--- START OF DATA PROVIDED ---
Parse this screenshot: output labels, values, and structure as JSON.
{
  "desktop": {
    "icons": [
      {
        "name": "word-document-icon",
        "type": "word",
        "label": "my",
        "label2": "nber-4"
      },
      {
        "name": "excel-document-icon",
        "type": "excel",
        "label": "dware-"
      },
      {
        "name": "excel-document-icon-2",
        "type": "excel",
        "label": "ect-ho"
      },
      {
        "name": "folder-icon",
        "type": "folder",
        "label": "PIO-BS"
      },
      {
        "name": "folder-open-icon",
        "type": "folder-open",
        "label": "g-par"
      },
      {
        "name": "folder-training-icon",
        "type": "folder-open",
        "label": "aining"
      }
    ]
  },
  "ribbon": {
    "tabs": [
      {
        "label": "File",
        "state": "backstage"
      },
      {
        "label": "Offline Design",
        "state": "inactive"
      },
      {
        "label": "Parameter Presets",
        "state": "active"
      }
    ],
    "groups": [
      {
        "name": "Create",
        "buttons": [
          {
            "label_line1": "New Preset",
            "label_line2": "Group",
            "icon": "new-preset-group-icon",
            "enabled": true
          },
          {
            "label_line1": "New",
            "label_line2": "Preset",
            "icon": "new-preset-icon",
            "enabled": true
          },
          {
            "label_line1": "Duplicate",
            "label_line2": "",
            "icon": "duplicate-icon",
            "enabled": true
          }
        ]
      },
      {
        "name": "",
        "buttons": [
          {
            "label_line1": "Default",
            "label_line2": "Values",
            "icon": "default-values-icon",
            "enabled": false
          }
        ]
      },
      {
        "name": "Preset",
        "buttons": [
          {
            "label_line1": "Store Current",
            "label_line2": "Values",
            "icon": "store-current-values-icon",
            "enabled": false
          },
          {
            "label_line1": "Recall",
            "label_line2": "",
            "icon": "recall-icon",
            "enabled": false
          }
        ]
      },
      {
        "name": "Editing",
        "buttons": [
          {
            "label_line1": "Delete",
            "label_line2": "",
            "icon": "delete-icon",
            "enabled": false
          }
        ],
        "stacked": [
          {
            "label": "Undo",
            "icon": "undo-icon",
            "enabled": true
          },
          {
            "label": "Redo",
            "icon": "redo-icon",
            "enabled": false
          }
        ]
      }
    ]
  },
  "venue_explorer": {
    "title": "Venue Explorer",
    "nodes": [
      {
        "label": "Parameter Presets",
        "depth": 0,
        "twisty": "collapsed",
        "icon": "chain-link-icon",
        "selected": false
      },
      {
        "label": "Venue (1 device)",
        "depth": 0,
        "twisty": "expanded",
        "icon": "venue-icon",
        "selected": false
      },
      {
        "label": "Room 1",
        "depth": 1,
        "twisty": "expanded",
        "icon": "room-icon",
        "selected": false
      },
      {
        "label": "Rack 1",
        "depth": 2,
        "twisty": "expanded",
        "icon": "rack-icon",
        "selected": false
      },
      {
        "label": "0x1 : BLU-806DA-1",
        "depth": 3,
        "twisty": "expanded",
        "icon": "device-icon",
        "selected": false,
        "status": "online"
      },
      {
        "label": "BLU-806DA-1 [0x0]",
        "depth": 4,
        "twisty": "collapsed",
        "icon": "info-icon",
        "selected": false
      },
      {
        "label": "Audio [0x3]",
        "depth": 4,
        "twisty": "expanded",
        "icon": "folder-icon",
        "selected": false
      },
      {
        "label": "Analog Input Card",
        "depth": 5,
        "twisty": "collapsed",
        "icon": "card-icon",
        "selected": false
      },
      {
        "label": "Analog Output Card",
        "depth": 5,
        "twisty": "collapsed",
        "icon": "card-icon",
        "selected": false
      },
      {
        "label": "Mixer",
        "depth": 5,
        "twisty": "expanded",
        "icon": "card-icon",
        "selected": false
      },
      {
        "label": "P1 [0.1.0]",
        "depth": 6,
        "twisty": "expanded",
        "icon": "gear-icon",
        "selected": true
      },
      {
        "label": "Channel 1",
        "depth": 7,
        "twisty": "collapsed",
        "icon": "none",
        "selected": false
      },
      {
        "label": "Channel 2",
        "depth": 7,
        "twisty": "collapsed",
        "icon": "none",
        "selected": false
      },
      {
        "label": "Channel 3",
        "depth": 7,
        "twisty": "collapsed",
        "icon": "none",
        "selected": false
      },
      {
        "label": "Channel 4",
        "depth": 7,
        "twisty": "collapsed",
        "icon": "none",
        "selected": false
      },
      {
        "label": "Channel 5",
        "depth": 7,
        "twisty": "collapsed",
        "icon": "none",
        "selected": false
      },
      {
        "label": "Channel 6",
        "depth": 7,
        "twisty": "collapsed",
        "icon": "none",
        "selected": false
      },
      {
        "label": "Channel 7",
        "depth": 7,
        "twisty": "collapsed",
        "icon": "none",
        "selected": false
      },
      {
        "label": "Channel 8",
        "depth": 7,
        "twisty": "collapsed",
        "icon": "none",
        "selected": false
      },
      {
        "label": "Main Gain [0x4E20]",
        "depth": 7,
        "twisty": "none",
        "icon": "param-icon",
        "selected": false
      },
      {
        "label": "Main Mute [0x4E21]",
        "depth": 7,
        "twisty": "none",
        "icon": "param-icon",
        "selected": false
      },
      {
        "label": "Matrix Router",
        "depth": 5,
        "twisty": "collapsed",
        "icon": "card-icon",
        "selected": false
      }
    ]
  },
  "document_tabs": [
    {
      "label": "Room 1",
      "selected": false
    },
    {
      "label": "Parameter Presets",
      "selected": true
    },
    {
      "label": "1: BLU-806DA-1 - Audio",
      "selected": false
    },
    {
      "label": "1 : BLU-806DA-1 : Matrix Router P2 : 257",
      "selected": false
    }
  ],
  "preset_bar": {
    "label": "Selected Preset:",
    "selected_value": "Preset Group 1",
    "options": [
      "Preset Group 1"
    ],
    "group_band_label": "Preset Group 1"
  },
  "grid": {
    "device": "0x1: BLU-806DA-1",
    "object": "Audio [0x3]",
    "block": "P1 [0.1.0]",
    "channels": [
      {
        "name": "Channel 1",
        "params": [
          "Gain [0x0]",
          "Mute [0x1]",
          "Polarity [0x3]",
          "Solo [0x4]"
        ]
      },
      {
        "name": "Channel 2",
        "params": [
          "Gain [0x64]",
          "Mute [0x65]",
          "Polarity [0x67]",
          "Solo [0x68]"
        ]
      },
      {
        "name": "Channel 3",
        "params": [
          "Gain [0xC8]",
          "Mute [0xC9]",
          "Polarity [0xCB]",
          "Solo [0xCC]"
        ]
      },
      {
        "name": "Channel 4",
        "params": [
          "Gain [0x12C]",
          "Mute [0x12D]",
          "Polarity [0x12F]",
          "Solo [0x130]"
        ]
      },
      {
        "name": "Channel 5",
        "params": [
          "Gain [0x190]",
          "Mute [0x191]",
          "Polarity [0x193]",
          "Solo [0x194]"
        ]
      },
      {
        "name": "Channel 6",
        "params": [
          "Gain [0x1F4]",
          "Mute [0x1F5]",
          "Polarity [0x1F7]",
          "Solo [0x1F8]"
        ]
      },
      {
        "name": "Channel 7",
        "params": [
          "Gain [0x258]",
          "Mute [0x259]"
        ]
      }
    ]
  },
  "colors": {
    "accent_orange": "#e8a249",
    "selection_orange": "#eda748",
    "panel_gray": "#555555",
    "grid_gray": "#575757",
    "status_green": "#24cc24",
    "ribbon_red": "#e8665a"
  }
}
--- END OF DATA PROVIDED ---
### SET TASK
Copy each line of the entries that includes the word "Mute".

### SOLUTION FOR THIS PROBLEM
        "label": "Main Mute [0x4E21]",
          "Mute [0x1]",
          "Mute [0x65]",
          "Mute [0xC9]",
          "Mute [0x12D]",
          "Mute [0x191]",
          "Mute [0x1F5]",
          "Mute [0x259]"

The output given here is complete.